--- begin Extracted entries ---

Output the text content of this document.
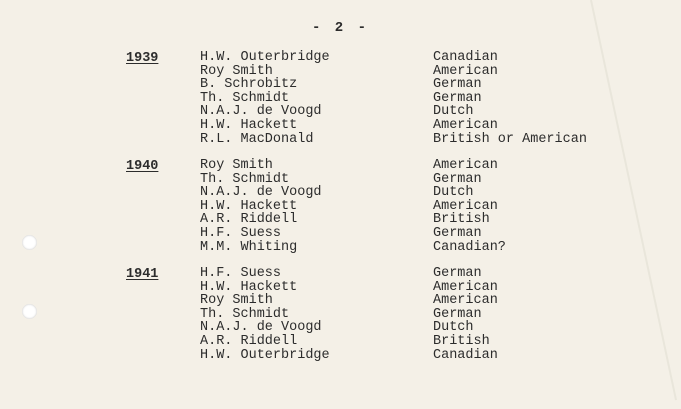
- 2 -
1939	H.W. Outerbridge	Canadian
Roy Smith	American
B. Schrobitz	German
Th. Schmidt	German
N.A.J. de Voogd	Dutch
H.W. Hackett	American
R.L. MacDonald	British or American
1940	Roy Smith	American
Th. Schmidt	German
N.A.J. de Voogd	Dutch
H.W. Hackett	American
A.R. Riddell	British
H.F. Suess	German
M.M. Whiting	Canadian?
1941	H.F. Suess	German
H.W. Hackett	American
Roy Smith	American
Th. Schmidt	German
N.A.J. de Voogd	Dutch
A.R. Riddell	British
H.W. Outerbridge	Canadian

--- end Extracted entries ---

= Objective =
Give back all entries exactly. No pictures belong in the copy.

= Response below =
Output the text content of this document.
- 2 -
1939	H.W. Outerbridge	Canadian
Roy Smith	American
B. Schrobitz	German
Th. Schmidt	German
N.A.J. de Voogd	Dutch
H.W. Hackett	American
R.L. MacDonald	British or American
1940	Roy Smith	American
Th. Schmidt	German
N.A.J. de Voogd	Dutch
H.W. Hackett	American
A.R. Riddell	British
H.F. Suess	German
M.M. Whiting	Canadian?
1941	H.F. Suess	German
H.W. Hackett	American
Roy Smith	American
Th. Schmidt	German
N.A.J. de Voogd	Dutch
A.R. Riddell	British
H.W. Outerbridge	Canadian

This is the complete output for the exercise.